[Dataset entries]
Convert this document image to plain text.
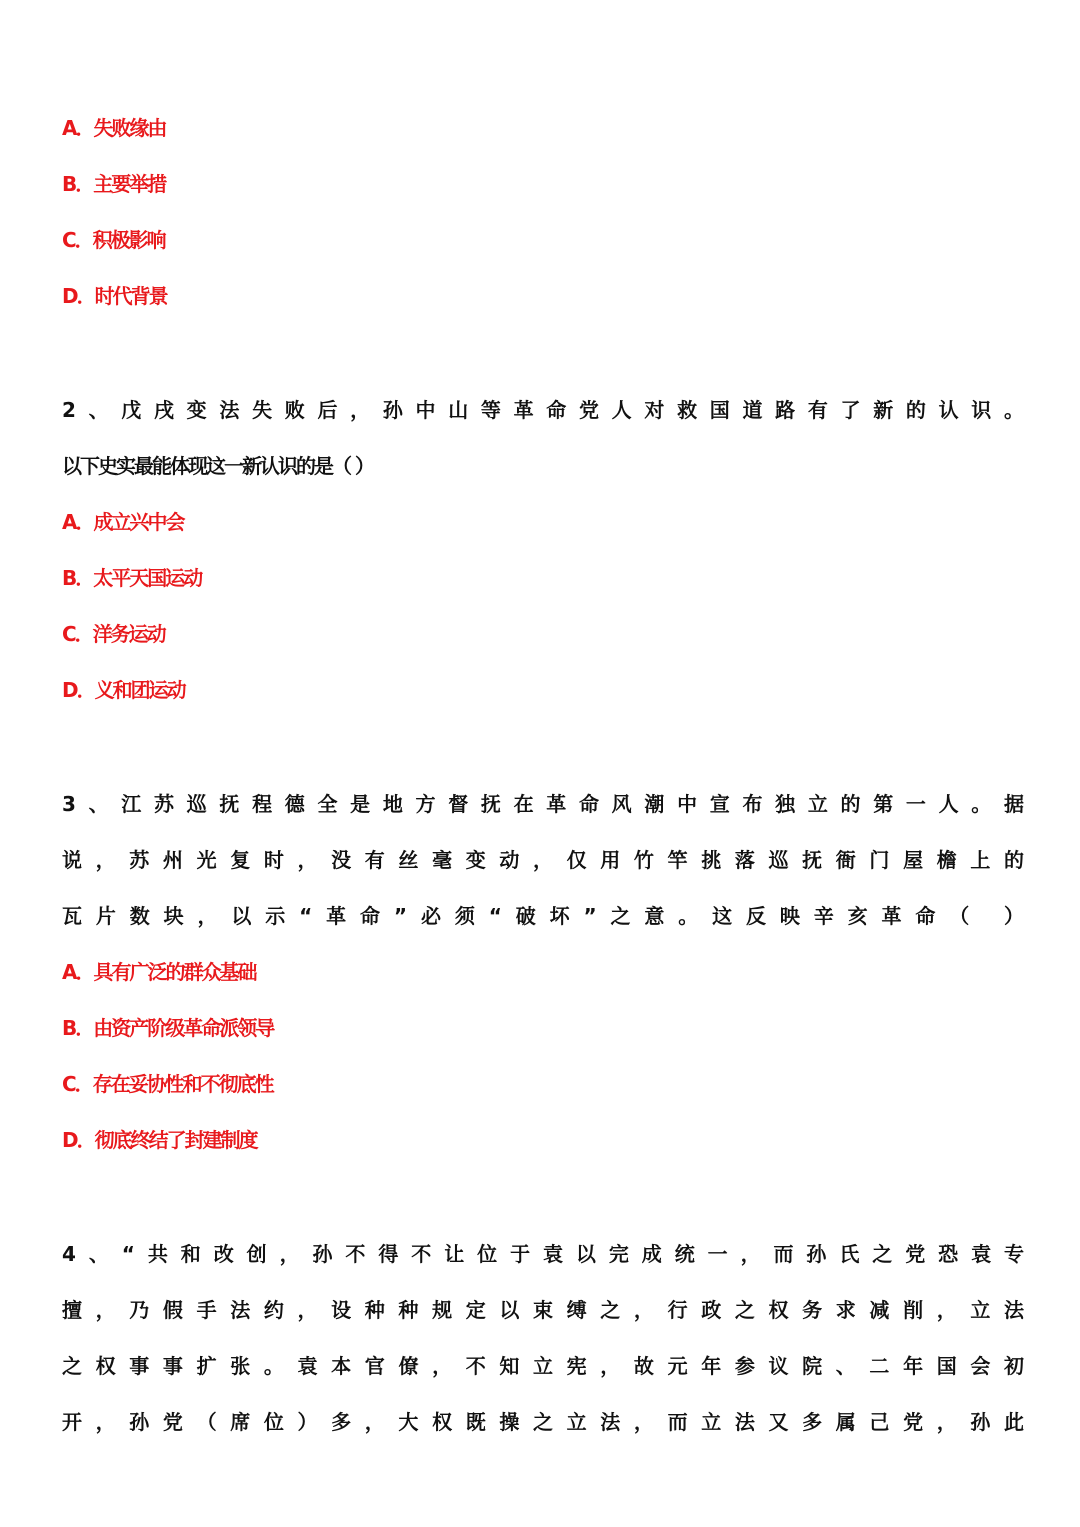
A．失败缘由
B．主要举措
C．积极影响
D．时代背景
2、戊戌变法失败后，孙中山等革命党人对救国道路有了新的认识。
以下史实最能体现这一新认识的是（ ）
A．成立兴中会
B．太平天国运动
C．洋务运动
D．义和团运动
3、江苏巡抚程德全是地方督抚在革命风潮中宣布独立的第一人。据
说，苏州光复时，没有丝毫变动，仅用竹竿挑落巡抚衙门屋檐上的
瓦片数块，以示“革命”必须“破坏”之意。这反映辛亥革命（ ）
A．具有广泛的群众基础
B．由资产阶级革命派领导
C．存在妥协性和不彻底性
D．彻底终结了封建制度
4、“共和改创，孙不得不让位于袁以完成统一，而孙氏之党恐袁专
擅，乃假手法约，设种种规定以束缚之，行政之权务求减削，立法
之权事事扩张。袁本官僚，不知立宪，故元年参议院、二年国会初
开，孙党（席位）多，大权既操之立法，而立法又多属己党，孙此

§ **Stated goal**:
Every record is to be reproduced exactly, with no pictures included.

§ **Response**:
Convert this document image to plain text.
A．失败缘由
B．主要举措
C．积极影响
D．时代背景
2、戊戌变法失败后，孙中山等革命党人对救国道路有了新的认识。
以下史实最能体现这一新认识的是（ ）
A．成立兴中会
B．太平天国运动
C．洋务运动
D．义和团运动
3、江苏巡抚程德全是地方督抚在革命风潮中宣布独立的第一人。据
说，苏州光复时，没有丝毫变动，仅用竹竿挑落巡抚衙门屋檐上的
瓦片数块，以示“革命”必须“破坏”之意。这反映辛亥革命（ ）
A．具有广泛的群众基础
B．由资产阶级革命派领导
C．存在妥协性和不彻底性
D．彻底终结了封建制度
4、“共和改创，孙不得不让位于袁以完成统一，而孙氏之党恐袁专
擅，乃假手法约，设种种规定以束缚之，行政之权务求减削，立法
之权事事扩张。袁本官僚，不知立宪，故元年参议院、二年国会初
开，孙党（席位）多，大权既操之立法，而立法又多属己党，孙此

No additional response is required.